* Exercise: Each entry below is to be transcribed exactly.

* Given data:
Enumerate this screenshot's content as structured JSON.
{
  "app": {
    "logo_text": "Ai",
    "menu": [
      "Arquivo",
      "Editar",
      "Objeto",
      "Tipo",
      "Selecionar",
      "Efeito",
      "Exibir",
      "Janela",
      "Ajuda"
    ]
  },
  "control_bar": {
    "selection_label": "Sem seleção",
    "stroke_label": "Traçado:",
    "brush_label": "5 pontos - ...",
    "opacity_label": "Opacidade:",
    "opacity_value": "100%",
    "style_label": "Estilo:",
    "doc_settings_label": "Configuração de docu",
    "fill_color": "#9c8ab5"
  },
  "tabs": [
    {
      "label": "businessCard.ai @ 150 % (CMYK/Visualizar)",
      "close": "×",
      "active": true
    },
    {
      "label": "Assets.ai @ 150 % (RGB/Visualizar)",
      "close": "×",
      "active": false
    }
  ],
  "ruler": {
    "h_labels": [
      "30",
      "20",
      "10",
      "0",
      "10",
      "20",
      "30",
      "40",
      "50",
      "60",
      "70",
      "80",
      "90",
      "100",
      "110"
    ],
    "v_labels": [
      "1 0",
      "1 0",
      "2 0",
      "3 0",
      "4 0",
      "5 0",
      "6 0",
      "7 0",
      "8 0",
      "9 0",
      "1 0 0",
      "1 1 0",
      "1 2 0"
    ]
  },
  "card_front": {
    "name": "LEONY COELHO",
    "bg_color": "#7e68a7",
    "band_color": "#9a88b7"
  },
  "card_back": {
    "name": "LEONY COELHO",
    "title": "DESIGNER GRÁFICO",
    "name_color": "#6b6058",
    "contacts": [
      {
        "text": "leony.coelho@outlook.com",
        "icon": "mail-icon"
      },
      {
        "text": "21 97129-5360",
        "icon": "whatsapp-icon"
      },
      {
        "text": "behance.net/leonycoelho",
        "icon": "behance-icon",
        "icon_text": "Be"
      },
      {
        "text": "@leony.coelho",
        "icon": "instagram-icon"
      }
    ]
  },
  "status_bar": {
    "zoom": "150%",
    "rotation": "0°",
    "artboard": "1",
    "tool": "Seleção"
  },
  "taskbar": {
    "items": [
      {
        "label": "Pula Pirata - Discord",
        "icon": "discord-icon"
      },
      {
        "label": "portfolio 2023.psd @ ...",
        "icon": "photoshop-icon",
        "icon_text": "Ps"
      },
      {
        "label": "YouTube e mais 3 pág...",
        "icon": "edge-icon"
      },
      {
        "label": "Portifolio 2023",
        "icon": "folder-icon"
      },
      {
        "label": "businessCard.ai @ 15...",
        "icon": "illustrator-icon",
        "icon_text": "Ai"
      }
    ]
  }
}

* Task response:
Enumerate this screenshot's content as structured JSON.
{
  "app": {
    "logo_text": "Ai",
    "menu": [
      "Arquivo",
      "Editar",
      "Objeto",
      "Tipo",
      "Selecionar",
      "Efeito",
      "Exibir",
      "Janela",
      "Ajuda"
    ]
  },
  "control_bar": {
    "selection_label": "Sem seleção",
    "stroke_label": "Traçado:",
    "brush_label": "5 pontos - ...",
    "opacity_label": "Opacidade:",
    "opacity_value": "100%",
    "style_label": "Estilo:",
    "doc_settings_label": "Configuração de docu",
    "fill_color": "#9c8ab5"
  },
  "tabs": [
    {
      "label": "businessCard.ai @ 150 % (CMYK/Visualizar)",
      "close": "×",
      "active": true
    },
    {
      "label": "Assets.ai @ 150 % (RGB/Visualizar)",
      "close": "×",
      "active": false
    }
  ],
  "ruler": {
    "h_labels": [
      "30",
      "20",
      "10",
      "0",
      "10",
      "20",
      "30",
      "40",
      "50",
      "60",
      "70",
      "80",
      "90",
      "100",
      "110"
    ],
    "v_labels": [
      "1 0",
      "1 0",
      "2 0",
      "3 0",
      "4 0",
      "5 0",
      "6 0",
      "7 0",
      "8 0",
      "9 0",
      "1 0 0",
      "1 1 0",
      "1 2 0"
    ]
  },
  "card_front": {
    "name": "LEONY COELHO",
    "bg_color": "#7e68a7",
    "band_color": "#9a88b7"
  },
  "card_back": {
    "name": "LEONY COELHO",
    "title": "DESIGNER GRÁFICO",
    "name_color": "#6b6058",
    "contacts": [
      {
        "text": "leony.coelho@outlook.com",
        "icon": "mail-icon"
      },
      {
        "text": "21 97129-5360",
        "icon": "whatsapp-icon"
      },
      {
        "text": "behance.net/leonycoelho",
        "icon": "behance-icon",
        "icon_text": "Be"
      },
      {
        "text": "@leony.coelho",
        "icon": "instagram-icon"
      }
    ]
  },
  "status_bar": {
    "zoom": "150%",
    "rotation": "0°",
    "artboard": "1",
    "tool": "Seleção"
  },
  "taskbar": {
    "items": [
      {
        "label": "Pula Pirata - Discord",
        "icon": "discord-icon"
      },
      {
        "label": "portfolio 2023.psd @ ...",
        "icon": "photoshop-icon",
        "icon_text": "Ps"
      },
      {
        "label": "YouTube e mais 3 pág...",
        "icon": "edge-icon"
      },
      {
        "label": "Portifolio 2023",
        "icon": "folder-icon"
      },
      {
        "label": "businessCard.ai @ 15...",
        "icon": "illustrator-icon",
        "icon_text": "Ai"
      }
    ]
  }
}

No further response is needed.